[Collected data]
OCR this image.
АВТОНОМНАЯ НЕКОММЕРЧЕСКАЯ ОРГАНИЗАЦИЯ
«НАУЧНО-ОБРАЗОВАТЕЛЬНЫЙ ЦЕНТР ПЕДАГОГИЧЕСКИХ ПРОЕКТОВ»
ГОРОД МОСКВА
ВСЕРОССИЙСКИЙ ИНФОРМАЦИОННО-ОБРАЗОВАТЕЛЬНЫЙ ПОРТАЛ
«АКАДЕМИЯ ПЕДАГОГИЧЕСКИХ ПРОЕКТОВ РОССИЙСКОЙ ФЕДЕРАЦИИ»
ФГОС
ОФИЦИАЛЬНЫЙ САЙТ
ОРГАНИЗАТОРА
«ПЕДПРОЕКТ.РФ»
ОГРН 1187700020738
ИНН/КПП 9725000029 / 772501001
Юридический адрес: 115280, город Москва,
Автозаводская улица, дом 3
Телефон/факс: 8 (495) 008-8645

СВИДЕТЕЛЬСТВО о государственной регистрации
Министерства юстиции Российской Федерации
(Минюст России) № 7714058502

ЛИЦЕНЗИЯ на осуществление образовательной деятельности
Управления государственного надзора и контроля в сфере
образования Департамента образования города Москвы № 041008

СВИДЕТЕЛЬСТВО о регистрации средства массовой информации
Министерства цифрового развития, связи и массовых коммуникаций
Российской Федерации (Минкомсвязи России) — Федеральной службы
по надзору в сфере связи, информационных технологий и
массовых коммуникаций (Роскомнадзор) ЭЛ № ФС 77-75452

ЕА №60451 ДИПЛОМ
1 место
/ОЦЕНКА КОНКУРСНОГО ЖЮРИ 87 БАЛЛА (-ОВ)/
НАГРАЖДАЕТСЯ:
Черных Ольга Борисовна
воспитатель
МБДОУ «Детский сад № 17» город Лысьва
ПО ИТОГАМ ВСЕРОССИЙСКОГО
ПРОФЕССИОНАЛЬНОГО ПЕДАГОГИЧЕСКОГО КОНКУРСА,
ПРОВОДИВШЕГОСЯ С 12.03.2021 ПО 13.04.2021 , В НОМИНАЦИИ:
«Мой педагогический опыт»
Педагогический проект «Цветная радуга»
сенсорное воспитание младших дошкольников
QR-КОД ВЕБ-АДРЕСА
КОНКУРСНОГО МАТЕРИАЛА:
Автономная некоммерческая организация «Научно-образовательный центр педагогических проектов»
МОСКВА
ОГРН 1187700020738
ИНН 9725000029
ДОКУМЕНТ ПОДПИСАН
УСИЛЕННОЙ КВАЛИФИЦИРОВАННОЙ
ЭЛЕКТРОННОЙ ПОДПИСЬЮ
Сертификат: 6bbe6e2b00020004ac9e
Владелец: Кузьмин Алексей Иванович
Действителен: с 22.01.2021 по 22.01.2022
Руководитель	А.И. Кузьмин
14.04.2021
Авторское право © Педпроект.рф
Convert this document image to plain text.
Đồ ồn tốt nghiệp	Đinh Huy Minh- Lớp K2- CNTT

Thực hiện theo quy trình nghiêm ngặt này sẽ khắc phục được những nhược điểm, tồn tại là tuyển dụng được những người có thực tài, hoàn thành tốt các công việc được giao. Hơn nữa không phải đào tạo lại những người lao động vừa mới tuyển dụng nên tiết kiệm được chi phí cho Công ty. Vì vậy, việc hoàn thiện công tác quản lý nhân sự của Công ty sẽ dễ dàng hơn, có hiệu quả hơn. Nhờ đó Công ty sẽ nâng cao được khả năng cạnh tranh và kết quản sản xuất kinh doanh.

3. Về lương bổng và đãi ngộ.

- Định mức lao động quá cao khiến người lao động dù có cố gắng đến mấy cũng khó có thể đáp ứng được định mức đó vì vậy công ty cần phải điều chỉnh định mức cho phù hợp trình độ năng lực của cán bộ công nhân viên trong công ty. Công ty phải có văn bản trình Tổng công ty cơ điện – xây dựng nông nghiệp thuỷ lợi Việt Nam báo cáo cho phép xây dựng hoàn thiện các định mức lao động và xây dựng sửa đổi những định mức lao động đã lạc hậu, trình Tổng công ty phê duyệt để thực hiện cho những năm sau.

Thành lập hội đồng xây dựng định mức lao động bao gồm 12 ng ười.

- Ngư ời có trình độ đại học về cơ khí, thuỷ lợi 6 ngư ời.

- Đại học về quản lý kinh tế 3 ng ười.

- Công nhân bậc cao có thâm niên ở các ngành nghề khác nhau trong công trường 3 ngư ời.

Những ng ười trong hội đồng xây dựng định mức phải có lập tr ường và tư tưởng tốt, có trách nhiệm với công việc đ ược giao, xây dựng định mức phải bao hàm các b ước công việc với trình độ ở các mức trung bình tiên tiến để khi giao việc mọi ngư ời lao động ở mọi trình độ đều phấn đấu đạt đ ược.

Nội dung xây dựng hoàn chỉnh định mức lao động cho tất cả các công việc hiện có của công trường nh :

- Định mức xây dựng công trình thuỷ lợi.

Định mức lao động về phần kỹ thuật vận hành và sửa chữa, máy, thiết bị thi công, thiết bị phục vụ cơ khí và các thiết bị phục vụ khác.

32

» **Problem description**: Retype the listing. Match it exactly.

» **Complete answer**:
OCR this image.
АВТОНОМНАЯ НЕКОММЕРЧЕСКАЯ ОРГАНИЗАЦИЯ
«НАУЧНО-ОБРАЗОВАТЕЛЬНЫЙ ЦЕНТР ПЕДАГОГИЧЕСКИХ ПРОЕКТОВ»
ГОРОД МОСКВА
ВСЕРОССИЙСКИЙ ИНФОРМАЦИОННО-ОБРАЗОВАТЕЛЬНЫЙ ПОРТАЛ
«АКАДЕМИЯ ПЕДАГОГИЧЕСКИХ ПРОЕКТОВ РОССИЙСКОЙ ФЕДЕРАЦИИ»
ФГОС
ОФИЦИАЛЬНЫЙ САЙТ
ОРГАНИЗАТОРА
«ПЕДПРОЕКТ.РФ»
ОГРН 1187700020738
ИНН/КПП 9725000029 / 772501001
Юридический адрес: 115280, город Москва,
Автозаводская улица, дом 3
Телефон/факс: 8 (495) 008-8645

СВИДЕТЕЛЬСТВО о государственной регистрации
Министерства юстиции Российской Федерации
(Минюст России) № 7714058502

ЛИЦЕНЗИЯ на осуществление образовательной деятельности
Управления государственного надзора и контроля в сфере
образования Департамента образования города Москвы № 041008

СВИДЕТЕЛЬСТВО о регистрации средства массовой информации
Министерства цифрового развития, связи и массовых коммуникаций
Российской Федерации (Минкомсвязи России) — Федеральной службы
по надзору в сфере связи, информационных технологий и
массовых коммуникаций (Роскомнадзор) ЭЛ № ФС 77-75452

ЕА №60451 ДИПЛОМ
1 место
/ОЦЕНКА КОНКУРСНОГО ЖЮРИ 87 БАЛЛА (-ОВ)/
НАГРАЖДАЕТСЯ:
Черных Ольга Борисовна
воспитатель
МБДОУ «Детский сад № 17» город Лысьва
ПО ИТОГАМ ВСЕРОССИЙСКОГО
ПРОФЕССИОНАЛЬНОГО ПЕДАГОГИЧЕСКОГО КОНКУРСА,
ПРОВОДИВШЕГОСЯ С 12.03.2021 ПО 13.04.2021 , В НОМИНАЦИИ:
«Мой педагогический опыт»
Педагогический проект «Цветная радуга»
сенсорное воспитание младших дошкольников
QR-КОД ВЕБ-АДРЕСА
КОНКУРСНОГО МАТЕРИАЛА:
Автономная некоммерческая организация «Научно-образовательный центр педагогических проектов»
МОСКВА
ОГРН 1187700020738
ИНН 9725000029
ДОКУМЕНТ ПОДПИСАН
УСИЛЕННОЙ КВАЛИФИЦИРОВАННОЙ
ЭЛЕКТРОННОЙ ПОДПИСЬЮ
Сертификат: 6bbe6e2b00020004ac9e
Владелец: Кузьмин Алексей Иванович
Действителен: с 22.01.2021 по 22.01.2022
Руководитель	А.И. Кузьмин
14.04.2021
Авторское право © Педпроект.рф
Convert this document image to plain text.
Đồ ồn tốt nghiệp	Đinh Huy Minh- Lớp K2- CNTT

Thực hiện theo quy trình nghiêm ngặt này sẽ khắc phục được những nhược điểm, tồn tại là tuyển dụng được những người có thực tài, hoàn thành tốt các công việc được giao. Hơn nữa không phải đào tạo lại những người lao động vừa mới tuyển dụng nên tiết kiệm được chi phí cho Công ty. Vì vậy, việc hoàn thiện công tác quản lý nhân sự của Công ty sẽ dễ dàng hơn, có hiệu quả hơn. Nhờ đó Công ty sẽ nâng cao được khả năng cạnh tranh và kết quản sản xuất kinh doanh.

3. Về lương bổng và đãi ngộ.

- Định mức lao động quá cao khiến người lao động dù có cố gắng đến mấy cũng khó có thể đáp ứng được định mức đó vì vậy công ty cần phải điều chỉnh định mức cho phù hợp trình độ năng lực của cán bộ công nhân viên trong công ty. Công ty phải có văn bản trình Tổng công ty cơ điện – xây dựng nông nghiệp thuỷ lợi Việt Nam báo cáo cho phép xây dựng hoàn thiện các định mức lao động và xây dựng sửa đổi những định mức lao động đã lạc hậu, trình Tổng công ty phê duyệt để thực hiện cho những năm sau.

Thành lập hội đồng xây dựng định mức lao động bao gồm 12 ng ười.

- Ngư ời có trình độ đại học về cơ khí, thuỷ lợi 6 ngư ời.

- Đại học về quản lý kinh tế 3 ng ười.

- Công nhân bậc cao có thâm niên ở các ngành nghề khác nhau trong công trường 3 ngư ời.

Những ng ười trong hội đồng xây dựng định mức phải có lập tr ường và tư tưởng tốt, có trách nhiệm với công việc đ ược giao, xây dựng định mức phải bao hàm các b ước công việc với trình độ ở các mức trung bình tiên tiến để khi giao việc mọi ngư ời lao động ở mọi trình độ đều phấn đấu đạt đ ược.

Nội dung xây dựng hoàn chỉnh định mức lao động cho tất cả các công việc hiện có của công trường nh :

- Định mức xây dựng công trình thuỷ lợi.

Định mức lao động về phần kỹ thuật vận hành và sửa chữa, máy, thiết bị thi công, thiết bị phục vụ cơ khí và các thiết bị phục vụ khác.

32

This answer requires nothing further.